- **Dataset entries on figures**
----

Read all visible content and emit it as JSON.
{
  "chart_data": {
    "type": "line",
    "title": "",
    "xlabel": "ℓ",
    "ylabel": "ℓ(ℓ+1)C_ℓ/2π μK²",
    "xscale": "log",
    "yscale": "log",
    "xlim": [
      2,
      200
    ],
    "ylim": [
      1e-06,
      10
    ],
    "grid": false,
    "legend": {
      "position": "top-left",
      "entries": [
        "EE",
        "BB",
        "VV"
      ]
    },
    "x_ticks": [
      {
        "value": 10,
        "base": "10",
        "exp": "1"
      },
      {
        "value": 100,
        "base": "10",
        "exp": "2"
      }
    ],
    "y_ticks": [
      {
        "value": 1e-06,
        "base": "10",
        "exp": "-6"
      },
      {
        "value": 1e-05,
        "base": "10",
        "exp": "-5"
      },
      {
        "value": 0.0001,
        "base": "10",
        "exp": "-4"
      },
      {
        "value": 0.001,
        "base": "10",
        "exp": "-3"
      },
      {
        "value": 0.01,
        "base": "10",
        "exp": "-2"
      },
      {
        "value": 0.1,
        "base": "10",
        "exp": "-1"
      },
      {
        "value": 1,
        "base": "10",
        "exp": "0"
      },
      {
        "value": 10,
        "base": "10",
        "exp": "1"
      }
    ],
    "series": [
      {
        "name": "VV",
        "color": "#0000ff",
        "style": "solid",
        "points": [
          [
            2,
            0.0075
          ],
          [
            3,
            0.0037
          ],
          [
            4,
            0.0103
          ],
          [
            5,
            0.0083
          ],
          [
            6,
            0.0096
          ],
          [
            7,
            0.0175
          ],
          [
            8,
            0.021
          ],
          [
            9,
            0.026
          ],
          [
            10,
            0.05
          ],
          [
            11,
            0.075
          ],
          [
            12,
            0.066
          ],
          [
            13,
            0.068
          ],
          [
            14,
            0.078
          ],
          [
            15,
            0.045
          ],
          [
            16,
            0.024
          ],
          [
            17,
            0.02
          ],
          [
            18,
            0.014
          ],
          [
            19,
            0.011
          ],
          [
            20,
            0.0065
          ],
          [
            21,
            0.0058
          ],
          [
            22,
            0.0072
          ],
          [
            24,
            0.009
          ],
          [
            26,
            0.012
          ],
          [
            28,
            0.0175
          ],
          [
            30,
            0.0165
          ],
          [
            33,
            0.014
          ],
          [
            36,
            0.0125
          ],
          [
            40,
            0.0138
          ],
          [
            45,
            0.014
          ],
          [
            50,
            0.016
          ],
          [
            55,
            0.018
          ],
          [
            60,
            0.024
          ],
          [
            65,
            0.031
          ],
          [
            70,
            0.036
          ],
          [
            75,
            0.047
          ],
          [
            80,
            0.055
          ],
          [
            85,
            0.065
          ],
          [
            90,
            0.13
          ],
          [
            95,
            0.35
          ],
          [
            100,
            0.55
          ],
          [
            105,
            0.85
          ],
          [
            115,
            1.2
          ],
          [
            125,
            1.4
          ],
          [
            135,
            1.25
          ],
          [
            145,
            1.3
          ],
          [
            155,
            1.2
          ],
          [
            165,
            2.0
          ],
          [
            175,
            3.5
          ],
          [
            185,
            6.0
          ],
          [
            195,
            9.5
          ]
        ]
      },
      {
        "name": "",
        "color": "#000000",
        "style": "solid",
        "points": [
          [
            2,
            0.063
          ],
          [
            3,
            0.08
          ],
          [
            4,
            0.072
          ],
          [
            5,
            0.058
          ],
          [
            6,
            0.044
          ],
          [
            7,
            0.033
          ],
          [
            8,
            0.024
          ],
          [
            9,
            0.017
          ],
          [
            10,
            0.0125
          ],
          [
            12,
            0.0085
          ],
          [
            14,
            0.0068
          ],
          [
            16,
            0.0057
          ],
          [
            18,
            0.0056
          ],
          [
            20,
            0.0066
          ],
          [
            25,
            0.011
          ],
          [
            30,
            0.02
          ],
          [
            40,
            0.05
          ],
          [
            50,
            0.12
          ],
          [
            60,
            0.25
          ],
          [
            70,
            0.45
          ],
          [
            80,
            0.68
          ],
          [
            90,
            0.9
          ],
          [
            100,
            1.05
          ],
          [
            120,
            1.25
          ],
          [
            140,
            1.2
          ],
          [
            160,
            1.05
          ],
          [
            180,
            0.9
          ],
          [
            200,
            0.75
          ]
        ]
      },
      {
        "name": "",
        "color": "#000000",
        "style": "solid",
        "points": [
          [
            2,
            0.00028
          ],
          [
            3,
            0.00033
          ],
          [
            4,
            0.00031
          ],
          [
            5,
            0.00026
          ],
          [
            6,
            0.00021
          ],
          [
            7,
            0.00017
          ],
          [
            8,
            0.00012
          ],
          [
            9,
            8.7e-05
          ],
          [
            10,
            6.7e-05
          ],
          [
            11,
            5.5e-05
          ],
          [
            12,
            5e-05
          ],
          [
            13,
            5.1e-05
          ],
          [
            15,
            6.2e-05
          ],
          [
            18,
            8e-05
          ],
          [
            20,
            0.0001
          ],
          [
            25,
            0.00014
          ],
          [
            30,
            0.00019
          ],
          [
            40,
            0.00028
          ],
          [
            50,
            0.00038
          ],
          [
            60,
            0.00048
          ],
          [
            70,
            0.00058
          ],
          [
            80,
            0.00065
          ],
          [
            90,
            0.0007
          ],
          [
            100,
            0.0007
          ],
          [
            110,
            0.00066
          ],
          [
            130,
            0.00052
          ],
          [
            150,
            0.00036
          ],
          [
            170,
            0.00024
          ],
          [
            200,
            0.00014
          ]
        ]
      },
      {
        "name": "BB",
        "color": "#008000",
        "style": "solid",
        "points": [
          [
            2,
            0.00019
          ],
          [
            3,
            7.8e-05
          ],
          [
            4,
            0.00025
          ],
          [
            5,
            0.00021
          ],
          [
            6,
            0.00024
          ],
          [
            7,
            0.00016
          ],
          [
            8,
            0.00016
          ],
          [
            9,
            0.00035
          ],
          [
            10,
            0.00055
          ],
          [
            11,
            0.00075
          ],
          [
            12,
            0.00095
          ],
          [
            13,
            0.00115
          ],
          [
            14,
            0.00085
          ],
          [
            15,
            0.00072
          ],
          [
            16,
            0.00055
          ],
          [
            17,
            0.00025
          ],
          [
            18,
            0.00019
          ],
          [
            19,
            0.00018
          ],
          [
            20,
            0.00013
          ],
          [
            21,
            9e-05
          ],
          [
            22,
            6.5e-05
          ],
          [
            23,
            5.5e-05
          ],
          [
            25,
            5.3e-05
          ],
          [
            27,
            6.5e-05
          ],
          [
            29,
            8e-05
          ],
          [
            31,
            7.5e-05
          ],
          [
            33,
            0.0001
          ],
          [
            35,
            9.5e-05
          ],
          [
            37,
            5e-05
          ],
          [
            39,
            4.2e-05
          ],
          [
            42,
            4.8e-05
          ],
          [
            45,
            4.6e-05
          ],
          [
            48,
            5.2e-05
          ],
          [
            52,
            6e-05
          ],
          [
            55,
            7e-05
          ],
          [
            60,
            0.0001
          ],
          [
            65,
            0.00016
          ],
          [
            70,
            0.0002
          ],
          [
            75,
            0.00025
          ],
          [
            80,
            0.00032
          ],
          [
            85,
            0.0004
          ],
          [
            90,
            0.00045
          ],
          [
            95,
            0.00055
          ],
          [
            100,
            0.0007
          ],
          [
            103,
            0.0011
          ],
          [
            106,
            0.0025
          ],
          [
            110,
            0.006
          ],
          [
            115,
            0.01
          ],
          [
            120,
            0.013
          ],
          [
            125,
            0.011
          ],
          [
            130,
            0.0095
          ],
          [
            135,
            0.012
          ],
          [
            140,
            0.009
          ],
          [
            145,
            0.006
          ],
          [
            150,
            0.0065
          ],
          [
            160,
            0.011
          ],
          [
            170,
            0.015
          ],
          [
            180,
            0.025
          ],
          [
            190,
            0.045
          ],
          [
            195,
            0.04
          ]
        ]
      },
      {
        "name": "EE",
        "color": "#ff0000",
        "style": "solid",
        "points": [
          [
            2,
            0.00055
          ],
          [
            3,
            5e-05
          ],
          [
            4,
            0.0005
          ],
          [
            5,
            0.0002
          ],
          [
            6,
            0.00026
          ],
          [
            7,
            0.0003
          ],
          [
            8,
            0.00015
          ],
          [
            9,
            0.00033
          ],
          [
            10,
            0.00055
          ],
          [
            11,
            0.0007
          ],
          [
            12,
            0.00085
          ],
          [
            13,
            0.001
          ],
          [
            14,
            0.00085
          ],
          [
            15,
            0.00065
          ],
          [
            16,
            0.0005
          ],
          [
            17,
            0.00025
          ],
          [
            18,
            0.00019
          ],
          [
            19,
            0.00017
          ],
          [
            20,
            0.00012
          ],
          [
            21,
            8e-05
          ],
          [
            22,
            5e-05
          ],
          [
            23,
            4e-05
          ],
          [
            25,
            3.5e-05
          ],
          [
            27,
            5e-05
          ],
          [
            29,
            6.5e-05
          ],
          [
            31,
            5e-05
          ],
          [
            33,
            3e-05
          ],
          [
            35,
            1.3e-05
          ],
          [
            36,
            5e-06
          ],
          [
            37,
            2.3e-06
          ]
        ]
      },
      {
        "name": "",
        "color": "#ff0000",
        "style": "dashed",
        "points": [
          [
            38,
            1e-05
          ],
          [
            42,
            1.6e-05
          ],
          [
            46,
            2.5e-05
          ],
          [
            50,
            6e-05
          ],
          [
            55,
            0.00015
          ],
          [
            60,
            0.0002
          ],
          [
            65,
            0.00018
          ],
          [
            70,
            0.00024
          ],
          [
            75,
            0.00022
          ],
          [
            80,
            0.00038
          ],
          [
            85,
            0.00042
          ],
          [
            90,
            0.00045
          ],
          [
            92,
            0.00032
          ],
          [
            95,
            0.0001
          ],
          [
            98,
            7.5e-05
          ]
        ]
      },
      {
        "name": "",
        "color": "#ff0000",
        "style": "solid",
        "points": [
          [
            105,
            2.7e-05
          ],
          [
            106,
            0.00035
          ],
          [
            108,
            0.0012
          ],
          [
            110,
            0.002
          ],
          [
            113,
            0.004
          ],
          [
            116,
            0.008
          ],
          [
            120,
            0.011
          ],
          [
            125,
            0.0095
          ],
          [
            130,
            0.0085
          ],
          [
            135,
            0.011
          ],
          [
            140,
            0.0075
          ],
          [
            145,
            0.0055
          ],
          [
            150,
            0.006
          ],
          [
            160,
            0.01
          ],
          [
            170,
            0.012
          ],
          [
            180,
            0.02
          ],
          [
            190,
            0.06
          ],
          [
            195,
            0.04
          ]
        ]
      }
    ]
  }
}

----

- **Task to carry out**
Extract each line holding the string "value".

- **The completed task**
        "value": 10,
        "value": 100,
        "value": 1e-06,
        "value": 1e-05,
        "value": 0.0001,
        "value": 0.001,
        "value": 0.01,
        "value": 0.1,
        "value": 1,
        "value": 10,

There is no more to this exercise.